TESTO FORNITO:
----------------------------------------

Perchè, quando nel 1970 Argento si affaccia al cinema, dopo anni di militanza come criitco su "Paese Sera" e sceneggiatore per il grande Sergio Leone, il cinema italiano è al suo apice: il "genere" portato avanti da Mario Bava, Riccardo Freda, Lucio Fulci, Sergio Martino e company è ammirato in tutto il mondo, mentre il cinema "d'autore" viene riverito a destra e a manca grazie a mostri sacri del calibro di Fellini, Pasolini, Visconti e Leone, osannati come i migliori cineasti esistenti.
Argento riesce, in un certo senso, a fondere le istanze autoriali con le urgenze del registro di genere puro per creare una filmografia ed uno stile personale. Stile che riprende di peso molta della tradizione di Mario Bava, proseguendone il discorso di stilizzazione del filone giallo per portarlo sino alle soglie del horror puro. Fondendolo, inoltre, con quelle del maestro dei maestri Alfred Hitchcock, del quale Argento può essere considerato uno dei due "figli illegittimi" che in quegli anni ne riprenderanno gli stilemi per rileggerli in chiave personale (l'altro è Brian De Palma, che però si cimenterà con il thriller di stampo hitchcockiano solo due anni più tardi con "Le Due Sorelle").
Ma la paternità baviana di Argento non deve trarre in errore: benchè l'influenza del maestro romano sarà fortemente presente nelle sue pellicole sin dall'esordio, non si può parlare di plagio, né di semplice derivatività, quanto della assimilazione totale del'influenza più prossima, quella appunto di uno sguardo talmente vivo e pulsante da essere entrato sotto la pelle di ogni singolo mestierante, italiano e non, che si è o si sarebbe confrontato con l'horror o con il thriller.

----------------------------------------

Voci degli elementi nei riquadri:
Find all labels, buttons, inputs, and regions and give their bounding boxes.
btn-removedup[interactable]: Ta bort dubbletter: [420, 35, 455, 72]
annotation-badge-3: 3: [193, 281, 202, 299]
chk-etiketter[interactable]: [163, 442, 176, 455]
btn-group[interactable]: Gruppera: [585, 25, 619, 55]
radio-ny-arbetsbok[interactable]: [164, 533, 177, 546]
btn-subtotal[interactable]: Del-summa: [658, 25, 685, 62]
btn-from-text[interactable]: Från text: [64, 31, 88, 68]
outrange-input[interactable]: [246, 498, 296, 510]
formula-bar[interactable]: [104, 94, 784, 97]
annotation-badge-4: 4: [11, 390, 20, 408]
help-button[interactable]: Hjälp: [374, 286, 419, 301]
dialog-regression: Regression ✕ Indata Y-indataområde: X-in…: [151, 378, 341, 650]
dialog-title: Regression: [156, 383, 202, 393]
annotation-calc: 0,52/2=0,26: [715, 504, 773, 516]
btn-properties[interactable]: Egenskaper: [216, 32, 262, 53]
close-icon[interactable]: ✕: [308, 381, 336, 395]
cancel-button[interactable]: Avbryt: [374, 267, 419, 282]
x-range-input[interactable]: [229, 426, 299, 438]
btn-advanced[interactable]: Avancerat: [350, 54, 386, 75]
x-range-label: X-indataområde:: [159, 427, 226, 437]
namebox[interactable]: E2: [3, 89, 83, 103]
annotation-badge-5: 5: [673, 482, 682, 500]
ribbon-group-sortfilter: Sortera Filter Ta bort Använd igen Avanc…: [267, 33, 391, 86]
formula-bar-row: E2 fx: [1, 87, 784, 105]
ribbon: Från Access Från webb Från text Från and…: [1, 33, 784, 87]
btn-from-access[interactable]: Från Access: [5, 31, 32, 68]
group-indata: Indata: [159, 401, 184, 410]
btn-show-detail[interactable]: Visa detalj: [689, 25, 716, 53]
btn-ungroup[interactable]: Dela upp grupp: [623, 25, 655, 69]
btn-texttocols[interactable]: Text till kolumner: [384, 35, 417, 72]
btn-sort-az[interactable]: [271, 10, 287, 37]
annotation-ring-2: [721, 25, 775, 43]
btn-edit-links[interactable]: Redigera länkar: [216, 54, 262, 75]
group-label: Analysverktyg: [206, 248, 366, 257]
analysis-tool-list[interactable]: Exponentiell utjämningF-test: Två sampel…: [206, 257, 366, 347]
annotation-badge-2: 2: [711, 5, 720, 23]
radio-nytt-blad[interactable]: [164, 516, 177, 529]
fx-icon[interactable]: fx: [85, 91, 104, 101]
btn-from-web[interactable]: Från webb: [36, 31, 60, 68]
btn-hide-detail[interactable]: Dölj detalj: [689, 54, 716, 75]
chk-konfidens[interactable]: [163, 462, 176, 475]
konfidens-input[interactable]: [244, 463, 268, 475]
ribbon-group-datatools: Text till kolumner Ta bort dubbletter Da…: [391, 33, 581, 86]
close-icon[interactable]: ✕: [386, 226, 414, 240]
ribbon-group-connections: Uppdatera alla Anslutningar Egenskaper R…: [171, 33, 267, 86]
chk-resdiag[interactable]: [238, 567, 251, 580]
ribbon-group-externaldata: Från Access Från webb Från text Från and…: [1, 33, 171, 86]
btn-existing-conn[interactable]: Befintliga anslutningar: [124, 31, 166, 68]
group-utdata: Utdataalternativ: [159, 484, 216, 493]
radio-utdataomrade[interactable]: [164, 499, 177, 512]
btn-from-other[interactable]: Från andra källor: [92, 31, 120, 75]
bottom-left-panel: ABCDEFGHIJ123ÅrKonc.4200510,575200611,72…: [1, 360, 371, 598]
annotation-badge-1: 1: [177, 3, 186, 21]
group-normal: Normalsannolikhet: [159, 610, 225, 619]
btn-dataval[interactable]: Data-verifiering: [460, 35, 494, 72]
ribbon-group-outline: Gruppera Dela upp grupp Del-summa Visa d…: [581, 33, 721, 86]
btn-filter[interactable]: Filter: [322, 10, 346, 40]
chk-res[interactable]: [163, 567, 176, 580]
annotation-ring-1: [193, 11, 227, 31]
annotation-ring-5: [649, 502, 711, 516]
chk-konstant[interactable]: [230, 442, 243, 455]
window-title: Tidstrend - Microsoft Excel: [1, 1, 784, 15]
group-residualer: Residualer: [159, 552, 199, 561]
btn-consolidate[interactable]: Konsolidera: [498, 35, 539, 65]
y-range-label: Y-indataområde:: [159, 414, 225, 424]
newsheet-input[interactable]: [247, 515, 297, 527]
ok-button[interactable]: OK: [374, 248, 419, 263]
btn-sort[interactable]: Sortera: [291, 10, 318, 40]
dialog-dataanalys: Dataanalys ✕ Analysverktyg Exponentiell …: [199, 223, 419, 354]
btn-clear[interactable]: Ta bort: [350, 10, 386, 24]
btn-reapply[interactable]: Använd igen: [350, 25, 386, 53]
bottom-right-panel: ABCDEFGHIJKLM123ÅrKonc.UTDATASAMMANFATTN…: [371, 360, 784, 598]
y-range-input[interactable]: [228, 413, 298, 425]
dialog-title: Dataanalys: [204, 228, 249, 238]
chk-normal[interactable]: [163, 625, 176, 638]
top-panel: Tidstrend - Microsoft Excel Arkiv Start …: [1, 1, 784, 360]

----------------------------------------

ESERCIZIO ASSEGNATO A: Secondo il testo su Argento, in che anno il regista si affaccia al cinema?
ESERCIZIO ASSEGNATO B: Nel testo su Argento, riprendi il brano che parte da "Perchè, quando nel" e arriva a "migliori cineasti esistenti.", rinominando "Fellini" in "Antonioni".
L'elenco non ha alcun legame con il testo.

RISPOSTA A: Nel 1970.

RISPOSTA B:
Perchè, quando nel 1970 Argento si affaccia al cinema, dopo anni di militanza come criitco su "Paese Sera" e sceneggiatore per il grande Sergio Leone, il cinema italiano è al suo apice: il "genere" portato avanti da Mario Bava, Riccardo Freda, Lucio Fulci, Sergio Martino e company è ammirato in tutto il mondo, mentre il cinema "d'autore" viene riverito a destra e a manca grazie a mostri sacri del calibro di Antonioni, Pasolini, Visconti e Leone, osannati come i migliori cineasti esistenti.